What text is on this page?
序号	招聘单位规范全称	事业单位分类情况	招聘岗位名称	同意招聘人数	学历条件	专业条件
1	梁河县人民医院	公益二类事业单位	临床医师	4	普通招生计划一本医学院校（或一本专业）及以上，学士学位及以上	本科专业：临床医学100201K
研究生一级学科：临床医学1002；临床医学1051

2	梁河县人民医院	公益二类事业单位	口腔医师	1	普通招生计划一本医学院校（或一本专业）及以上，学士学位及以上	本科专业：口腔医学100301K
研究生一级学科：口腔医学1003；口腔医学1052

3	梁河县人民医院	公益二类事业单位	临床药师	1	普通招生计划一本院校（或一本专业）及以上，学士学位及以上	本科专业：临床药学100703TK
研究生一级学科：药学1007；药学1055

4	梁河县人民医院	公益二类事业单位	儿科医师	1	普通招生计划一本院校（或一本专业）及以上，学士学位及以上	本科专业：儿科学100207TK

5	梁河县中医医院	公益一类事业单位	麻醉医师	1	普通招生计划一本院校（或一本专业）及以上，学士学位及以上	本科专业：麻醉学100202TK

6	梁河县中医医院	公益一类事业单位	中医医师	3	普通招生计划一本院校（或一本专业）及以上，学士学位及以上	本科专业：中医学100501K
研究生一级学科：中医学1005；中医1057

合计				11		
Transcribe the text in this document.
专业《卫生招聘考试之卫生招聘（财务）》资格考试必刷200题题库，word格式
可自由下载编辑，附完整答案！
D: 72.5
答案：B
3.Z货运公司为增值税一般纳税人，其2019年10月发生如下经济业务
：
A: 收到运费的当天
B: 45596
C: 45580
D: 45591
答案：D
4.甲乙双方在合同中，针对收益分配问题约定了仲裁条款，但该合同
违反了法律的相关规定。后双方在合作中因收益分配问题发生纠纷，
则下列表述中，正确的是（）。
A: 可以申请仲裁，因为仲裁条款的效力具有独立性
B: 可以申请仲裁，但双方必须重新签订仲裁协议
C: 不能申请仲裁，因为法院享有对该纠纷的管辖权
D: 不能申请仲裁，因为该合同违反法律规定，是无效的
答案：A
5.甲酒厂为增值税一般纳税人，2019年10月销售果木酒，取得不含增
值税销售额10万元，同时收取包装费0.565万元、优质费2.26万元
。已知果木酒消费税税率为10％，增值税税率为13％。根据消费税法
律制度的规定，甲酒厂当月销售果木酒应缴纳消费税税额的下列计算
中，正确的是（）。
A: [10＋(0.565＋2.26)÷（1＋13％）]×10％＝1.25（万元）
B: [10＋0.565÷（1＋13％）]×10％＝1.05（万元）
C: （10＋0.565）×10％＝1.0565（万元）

######

JOB: Extract each record, keeping it identical to the original.

TASK SOLUTION:
What text is on this page?
序号	招聘单位规范全称	事业单位分类情况	招聘岗位名称	同意招聘人数	学历条件	专业条件
1	梁河县人民医院	公益二类事业单位	临床医师	4	普通招生计划一本医学院校（或一本专业）及以上，学士学位及以上	本科专业：临床医学100201K
研究生一级学科：临床医学1002；临床医学1051

2	梁河县人民医院	公益二类事业单位	口腔医师	1	普通招生计划一本医学院校（或一本专业）及以上，学士学位及以上	本科专业：口腔医学100301K
研究生一级学科：口腔医学1003；口腔医学1052

3	梁河县人民医院	公益二类事业单位	临床药师	1	普通招生计划一本院校（或一本专业）及以上，学士学位及以上	本科专业：临床药学100703TK
研究生一级学科：药学1007；药学1055

4	梁河县人民医院	公益二类事业单位	儿科医师	1	普通招生计划一本院校（或一本专业）及以上，学士学位及以上	本科专业：儿科学100207TK

5	梁河县中医医院	公益一类事业单位	麻醉医师	1	普通招生计划一本院校（或一本专业）及以上，学士学位及以上	本科专业：麻醉学100202TK

6	梁河县中医医院	公益一类事业单位	中医医师	3	普通招生计划一本院校（或一本专业）及以上，学士学位及以上	本科专业：中医学100501K
研究生一级学科：中医学1005；中医1057

合计				11		
Transcribe the text in this document.
专业《卫生招聘考试之卫生招聘（财务）》资格考试必刷200题题库，word格式
可自由下载编辑，附完整答案！
D: 72.5
答案：B
3.Z货运公司为增值税一般纳税人，其2019年10月发生如下经济业务
：
A: 收到运费的当天
B: 45596
C: 45580
D: 45591
答案：D
4.甲乙双方在合同中，针对收益分配问题约定了仲裁条款，但该合同
违反了法律的相关规定。后双方在合作中因收益分配问题发生纠纷，
则下列表述中，正确的是（）。
A: 可以申请仲裁，因为仲裁条款的效力具有独立性
B: 可以申请仲裁，但双方必须重新签订仲裁协议
C: 不能申请仲裁，因为法院享有对该纠纷的管辖权
D: 不能申请仲裁，因为该合同违反法律规定，是无效的
答案：A
5.甲酒厂为增值税一般纳税人，2019年10月销售果木酒，取得不含增
值税销售额10万元，同时收取包装费0.565万元、优质费2.26万元
。已知果木酒消费税税率为10％，增值税税率为13％。根据消费税法
律制度的规定，甲酒厂当月销售果木酒应缴纳消费税税额的下列计算
中，正确的是（）。
A: [10＋(0.565＋2.26)÷（1＋13％）]×10％＝1.25（万元）
B: [10＋0.565÷（1＋13％）]×10％＝1.05（万元）
C: （10＋0.565）×10％＝1.0565（万元）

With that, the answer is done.